◆ **Goal**: Transcribe the entries below exactly.

(Rows from a dataset)
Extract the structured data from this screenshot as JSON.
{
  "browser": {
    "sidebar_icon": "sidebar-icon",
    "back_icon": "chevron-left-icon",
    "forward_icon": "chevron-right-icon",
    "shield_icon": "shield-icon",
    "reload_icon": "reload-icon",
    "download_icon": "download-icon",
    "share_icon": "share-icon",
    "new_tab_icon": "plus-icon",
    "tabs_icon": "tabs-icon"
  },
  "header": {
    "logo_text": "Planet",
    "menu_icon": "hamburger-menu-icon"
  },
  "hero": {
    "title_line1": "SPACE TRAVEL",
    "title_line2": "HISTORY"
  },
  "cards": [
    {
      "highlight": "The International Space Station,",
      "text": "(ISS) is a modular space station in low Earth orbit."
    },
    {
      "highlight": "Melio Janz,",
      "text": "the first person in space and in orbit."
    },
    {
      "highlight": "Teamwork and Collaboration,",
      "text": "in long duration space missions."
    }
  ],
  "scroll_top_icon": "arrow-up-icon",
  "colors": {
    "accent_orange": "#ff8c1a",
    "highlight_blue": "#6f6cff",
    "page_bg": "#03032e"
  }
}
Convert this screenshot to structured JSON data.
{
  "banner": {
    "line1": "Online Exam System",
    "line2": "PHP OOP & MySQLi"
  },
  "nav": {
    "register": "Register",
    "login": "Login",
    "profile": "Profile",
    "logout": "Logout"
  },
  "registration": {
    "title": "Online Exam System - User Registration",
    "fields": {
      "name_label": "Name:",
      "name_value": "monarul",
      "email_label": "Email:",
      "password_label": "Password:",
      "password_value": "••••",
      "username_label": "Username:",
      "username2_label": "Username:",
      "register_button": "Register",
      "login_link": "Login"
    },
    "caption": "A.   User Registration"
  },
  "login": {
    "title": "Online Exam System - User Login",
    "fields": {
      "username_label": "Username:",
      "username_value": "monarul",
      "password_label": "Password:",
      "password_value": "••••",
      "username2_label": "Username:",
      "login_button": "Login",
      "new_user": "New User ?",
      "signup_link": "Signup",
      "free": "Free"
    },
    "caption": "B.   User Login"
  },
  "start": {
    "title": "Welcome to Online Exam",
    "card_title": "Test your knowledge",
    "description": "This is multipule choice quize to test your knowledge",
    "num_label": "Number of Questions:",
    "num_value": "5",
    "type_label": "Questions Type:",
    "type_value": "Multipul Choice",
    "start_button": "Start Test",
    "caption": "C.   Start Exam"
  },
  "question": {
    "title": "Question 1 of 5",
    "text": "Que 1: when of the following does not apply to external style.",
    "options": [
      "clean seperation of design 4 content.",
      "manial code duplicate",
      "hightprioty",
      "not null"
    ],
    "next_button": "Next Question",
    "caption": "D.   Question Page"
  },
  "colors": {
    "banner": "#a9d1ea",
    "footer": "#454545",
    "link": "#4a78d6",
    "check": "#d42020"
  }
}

◆ **Result for this exercise**:
Extract the structured data from this screenshot as JSON.
{
  "browser": {
    "sidebar_icon": "sidebar-icon",
    "back_icon": "chevron-left-icon",
    "forward_icon": "chevron-right-icon",
    "shield_icon": "shield-icon",
    "reload_icon": "reload-icon",
    "download_icon": "download-icon",
    "share_icon": "share-icon",
    "new_tab_icon": "plus-icon",
    "tabs_icon": "tabs-icon"
  },
  "header": {
    "logo_text": "Planet",
    "menu_icon": "hamburger-menu-icon"
  },
  "hero": {
    "title_line1": "SPACE TRAVEL",
    "title_line2": "HISTORY"
  },
  "cards": [
    {
      "highlight": "The International Space Station,",
      "text": "(ISS) is a modular space station in low Earth orbit."
    },
    {
      "highlight": "Melio Janz,",
      "text": "the first person in space and in orbit."
    },
    {
      "highlight": "Teamwork and Collaboration,",
      "text": "in long duration space missions."
    }
  ],
  "scroll_top_icon": "arrow-up-icon",
  "colors": {
    "accent_orange": "#ff8c1a",
    "highlight_blue": "#6f6cff",
    "page_bg": "#03032e"
  }
}
Convert this screenshot to structured JSON data.
{
  "banner": {
    "line1": "Online Exam System",
    "line2": "PHP OOP & MySQLi"
  },
  "nav": {
    "register": "Register",
    "login": "Login",
    "profile": "Profile",
    "logout": "Logout"
  },
  "registration": {
    "title": "Online Exam System - User Registration",
    "fields": {
      "name_label": "Name:",
      "name_value": "monarul",
      "email_label": "Email:",
      "password_label": "Password:",
      "password_value": "••••",
      "username_label": "Username:",
      "username2_label": "Username:",
      "register_button": "Register",
      "login_link": "Login"
    },
    "caption": "A.   User Registration"
  },
  "login": {
    "title": "Online Exam System - User Login",
    "fields": {
      "username_label": "Username:",
      "username_value": "monarul",
      "password_label": "Password:",
      "password_value": "••••",
      "username2_label": "Username:",
      "login_button": "Login",
      "new_user": "New User ?",
      "signup_link": "Signup",
      "free": "Free"
    },
    "caption": "B.   User Login"
  },
  "start": {
    "title": "Welcome to Online Exam",
    "card_title": "Test your knowledge",
    "description": "This is multipule choice quize to test your knowledge",
    "num_label": "Number of Questions:",
    "num_value": "5",
    "type_label": "Questions Type:",
    "type_value": "Multipul Choice",
    "start_button": "Start Test",
    "caption": "C.   Start Exam"
  },
  "question": {
    "title": "Question 1 of 5",
    "text": "Que 1: when of the following does not apply to external style.",
    "options": [
      "clean seperation of design 4 content.",
      "manial code duplicate",
      "hightprioty",
      "not null"
    ],
    "next_button": "Next Question",
    "caption": "D.   Question Page"
  },
  "colors": {
    "banner": "#a9d1ea",
    "footer": "#454545",
    "link": "#4a78d6",
    "check": "#d42020"
  }
}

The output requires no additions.